> **The data**:
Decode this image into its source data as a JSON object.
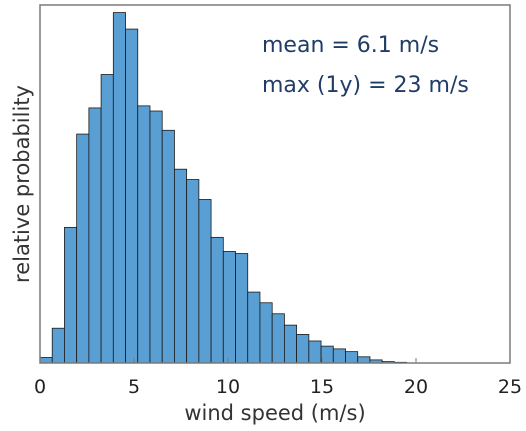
{
  "chart_data": {
    "type": "bar",
    "title": "",
    "xlabel": "wind speed (m/s)",
    "ylabel": "relative probability",
    "xlim": [
      0,
      25
    ],
    "ylim": [
      0,
      0.104
    ],
    "x_ticks": [
      "0",
      "5",
      "10",
      "15",
      "20",
      "25"
    ],
    "y_ticks_shown": false,
    "grid": false,
    "bar_color": "#5a9fd4",
    "bar_edge_color": "#1a1a1a",
    "bin_width": 0.65,
    "x": [
      0.325,
      0.975,
      1.625,
      2.275,
      2.925,
      3.575,
      4.225,
      4.875,
      5.525,
      6.175,
      6.825,
      7.475,
      8.125,
      8.775,
      9.425,
      10.075,
      10.725,
      11.375,
      12.025,
      12.675,
      13.325,
      13.975,
      14.625,
      15.275,
      15.925,
      16.575,
      17.225,
      17.875,
      18.525,
      19.175
    ],
    "values": [
      0.0016,
      0.0101,
      0.0394,
      0.0665,
      0.0741,
      0.0838,
      0.1018,
      0.097,
      0.0747,
      0.0732,
      0.0676,
      0.0563,
      0.0533,
      0.0475,
      0.0365,
      0.0324,
      0.0318,
      0.0206,
      0.0175,
      0.0143,
      0.011,
      0.0083,
      0.0064,
      0.0049,
      0.0041,
      0.0033,
      0.0018,
      0.0009,
      0.0004,
      0.0002
    ],
    "annotations": [
      "mean = 6.1 m/s",
      "max (1y) = 23 m/s"
    ]
  }
}
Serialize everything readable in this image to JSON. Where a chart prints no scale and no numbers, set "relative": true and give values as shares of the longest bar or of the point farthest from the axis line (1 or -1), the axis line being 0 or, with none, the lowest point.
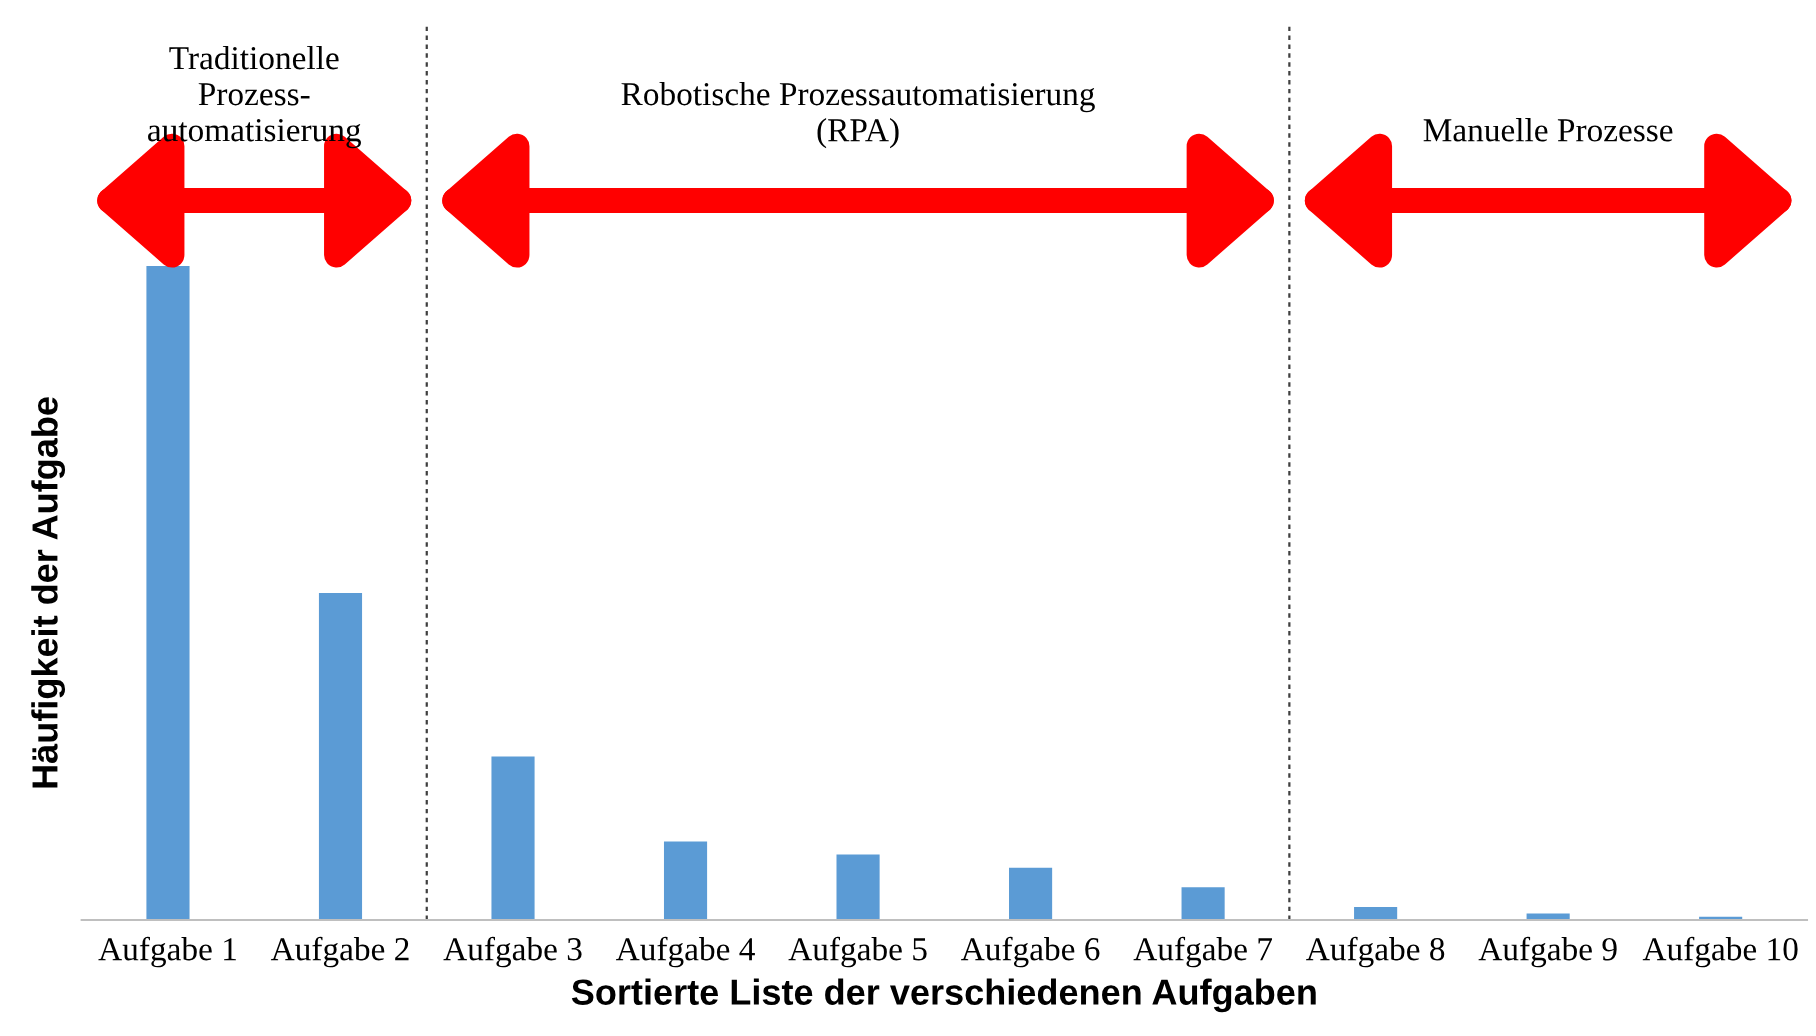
{
  "chart_data": {
    "type": "bar",
    "relative": true,
    "xlabel": "Sortierte Liste der verschiedenen Aufgaben",
    "ylabel": "Häufigkeit der Aufgabe",
    "categories": [
      "Aufgabe 1",
      "Aufgabe 2",
      "Aufgabe 3",
      "Aufgabe 4",
      "Aufgabe 5",
      "Aufgabe 6",
      "Aufgabe 7",
      "Aufgabe 8",
      "Aufgabe 9",
      "Aufgabe 10"
    ],
    "values": [
      1,
      0.5,
      0.25,
      0.12,
      0.1,
      0.08,
      0.05,
      0.02,
      0.01,
      0.005
    ],
    "color": "#5b9bd5",
    "annotations": [
      "Traditionelle\nProzess-\nautomatisierung",
      "Robotische Prozessautomatisierung\n(RPA)",
      "Manuelle Prozesse"
    ]
  }
}
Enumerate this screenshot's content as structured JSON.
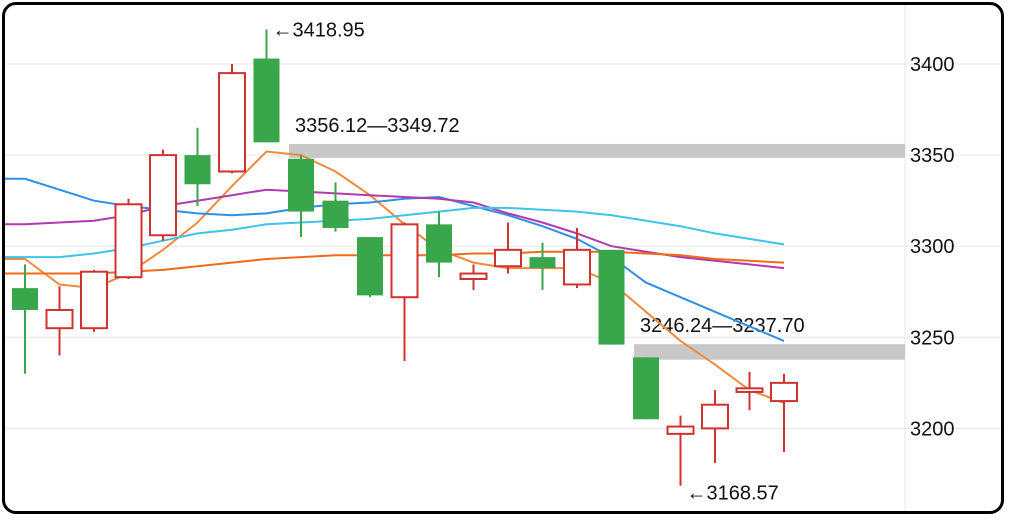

> **Goal of the exercise**:
Please reproduce nothing but the lines from the one containing "Serialize everything readable" through the closing line of the listing, retyped word for word, pictures excluded.

> **Solution below**:
Serialize everything readable in this image to JSON. Where a chart prints no scale and no numbers, set "relative": true and give values as shares of the longest bar or of the point farthest from the axis line (1 or -1), the axis line being 0 or, with none, the lowest point.
{
  "chart_data": {
    "type": "bar",
    "relative": true,
    "xlabel": "Sortierte Liste der verschiedenen Aufgaben",
    "ylabel": "Häufigkeit der Aufgabe",
    "categories": [
      "Aufgabe 1",
      "Aufgabe 2",
      "Aufgabe 3",
      "Aufgabe 4",
      "Aufgabe 5",
      "Aufgabe 6",
      "Aufgabe 7",
      "Aufgabe 8",
      "Aufgabe 9",
      "Aufgabe 10"
    ],
    "values": [
      1,
      0.5,
      0.25,
      0.12,
      0.1,
      0.08,
      0.05,
      0.02,
      0.01,
      0.005
    ],
    "color": "#5b9bd5",
    "annotations": [
      "Traditionelle\nProzess-\nautomatisierung",
      "Robotische Prozessautomatisierung\n(RPA)",
      "Manuelle Prozesse"
    ]
  }
}
Enumerate this screenshot's content as structured JSON.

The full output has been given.